■ Items from a dataset ■
** begin **

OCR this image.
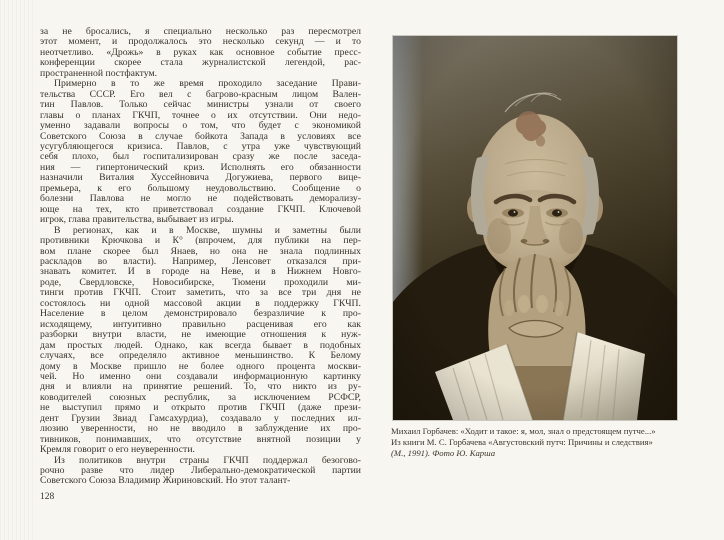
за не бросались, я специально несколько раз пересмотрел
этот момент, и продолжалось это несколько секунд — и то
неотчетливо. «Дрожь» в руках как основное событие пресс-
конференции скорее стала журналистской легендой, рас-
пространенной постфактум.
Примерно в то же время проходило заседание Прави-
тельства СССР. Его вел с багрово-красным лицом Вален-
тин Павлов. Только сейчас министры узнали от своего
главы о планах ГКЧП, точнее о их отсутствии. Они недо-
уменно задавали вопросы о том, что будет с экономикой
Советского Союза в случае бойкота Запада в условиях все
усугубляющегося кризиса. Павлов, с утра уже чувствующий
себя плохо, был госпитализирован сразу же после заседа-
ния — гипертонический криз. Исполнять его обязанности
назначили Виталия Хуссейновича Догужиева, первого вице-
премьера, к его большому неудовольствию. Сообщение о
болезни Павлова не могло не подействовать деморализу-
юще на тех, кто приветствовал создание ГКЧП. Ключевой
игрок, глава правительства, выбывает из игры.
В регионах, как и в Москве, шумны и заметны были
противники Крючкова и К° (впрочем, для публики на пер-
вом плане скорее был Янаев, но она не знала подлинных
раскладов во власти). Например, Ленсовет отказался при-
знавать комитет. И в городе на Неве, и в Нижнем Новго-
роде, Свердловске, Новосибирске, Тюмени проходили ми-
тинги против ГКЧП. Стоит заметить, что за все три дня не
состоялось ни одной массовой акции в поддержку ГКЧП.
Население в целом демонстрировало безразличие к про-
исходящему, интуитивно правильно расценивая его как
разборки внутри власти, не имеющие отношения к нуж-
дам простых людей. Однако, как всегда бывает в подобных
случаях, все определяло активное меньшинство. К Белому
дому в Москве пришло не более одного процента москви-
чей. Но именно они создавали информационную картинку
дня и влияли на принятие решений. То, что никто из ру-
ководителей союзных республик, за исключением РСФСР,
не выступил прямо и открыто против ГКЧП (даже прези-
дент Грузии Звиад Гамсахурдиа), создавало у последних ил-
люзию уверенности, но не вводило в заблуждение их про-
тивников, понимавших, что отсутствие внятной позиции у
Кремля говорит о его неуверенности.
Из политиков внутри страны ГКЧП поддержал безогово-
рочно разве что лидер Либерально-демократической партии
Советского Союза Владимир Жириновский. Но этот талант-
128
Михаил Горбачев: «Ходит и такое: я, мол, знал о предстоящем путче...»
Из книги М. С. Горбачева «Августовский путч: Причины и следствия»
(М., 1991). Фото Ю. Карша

** end **
** begin **

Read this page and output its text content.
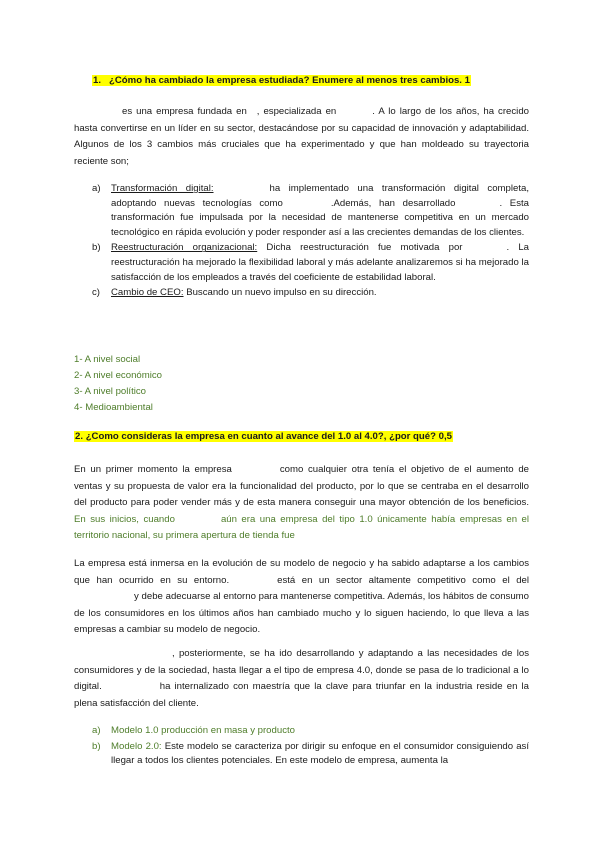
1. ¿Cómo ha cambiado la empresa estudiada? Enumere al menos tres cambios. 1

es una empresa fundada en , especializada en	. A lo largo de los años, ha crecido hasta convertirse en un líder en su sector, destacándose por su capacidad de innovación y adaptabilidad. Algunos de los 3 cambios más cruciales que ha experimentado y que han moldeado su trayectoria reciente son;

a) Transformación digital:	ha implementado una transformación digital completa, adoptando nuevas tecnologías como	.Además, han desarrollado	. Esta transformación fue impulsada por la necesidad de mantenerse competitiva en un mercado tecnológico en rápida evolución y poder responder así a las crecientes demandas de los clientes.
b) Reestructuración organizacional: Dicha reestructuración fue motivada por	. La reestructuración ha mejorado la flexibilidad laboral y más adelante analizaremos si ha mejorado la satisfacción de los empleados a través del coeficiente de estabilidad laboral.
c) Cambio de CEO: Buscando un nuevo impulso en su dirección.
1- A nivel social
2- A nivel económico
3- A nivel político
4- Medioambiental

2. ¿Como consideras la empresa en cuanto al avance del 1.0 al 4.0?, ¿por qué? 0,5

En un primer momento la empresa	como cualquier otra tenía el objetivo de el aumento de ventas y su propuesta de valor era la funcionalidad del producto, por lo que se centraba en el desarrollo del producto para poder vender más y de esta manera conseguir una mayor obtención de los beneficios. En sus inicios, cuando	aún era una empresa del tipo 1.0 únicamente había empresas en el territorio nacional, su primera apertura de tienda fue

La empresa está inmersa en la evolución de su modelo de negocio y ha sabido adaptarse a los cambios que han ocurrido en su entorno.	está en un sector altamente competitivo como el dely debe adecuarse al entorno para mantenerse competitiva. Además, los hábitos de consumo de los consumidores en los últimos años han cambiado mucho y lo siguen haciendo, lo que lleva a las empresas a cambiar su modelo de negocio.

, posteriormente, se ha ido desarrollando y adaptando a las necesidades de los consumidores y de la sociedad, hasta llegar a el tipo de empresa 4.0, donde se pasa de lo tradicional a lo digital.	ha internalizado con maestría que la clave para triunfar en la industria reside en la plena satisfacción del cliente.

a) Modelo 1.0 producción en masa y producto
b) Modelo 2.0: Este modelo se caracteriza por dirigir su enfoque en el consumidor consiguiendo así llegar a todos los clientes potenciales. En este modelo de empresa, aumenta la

** end **
** begin **

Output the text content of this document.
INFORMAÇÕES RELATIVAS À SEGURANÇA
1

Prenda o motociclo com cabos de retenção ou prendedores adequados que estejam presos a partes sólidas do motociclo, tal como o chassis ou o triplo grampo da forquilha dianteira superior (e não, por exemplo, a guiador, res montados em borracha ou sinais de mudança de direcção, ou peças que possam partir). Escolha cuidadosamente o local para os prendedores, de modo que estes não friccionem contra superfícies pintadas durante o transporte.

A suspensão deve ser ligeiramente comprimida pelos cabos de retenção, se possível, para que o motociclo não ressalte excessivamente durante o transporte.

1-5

** end **

■ Given request ■
Going through the records above, state how many lines carry "retenção", with no other text.

■ Result below ■
2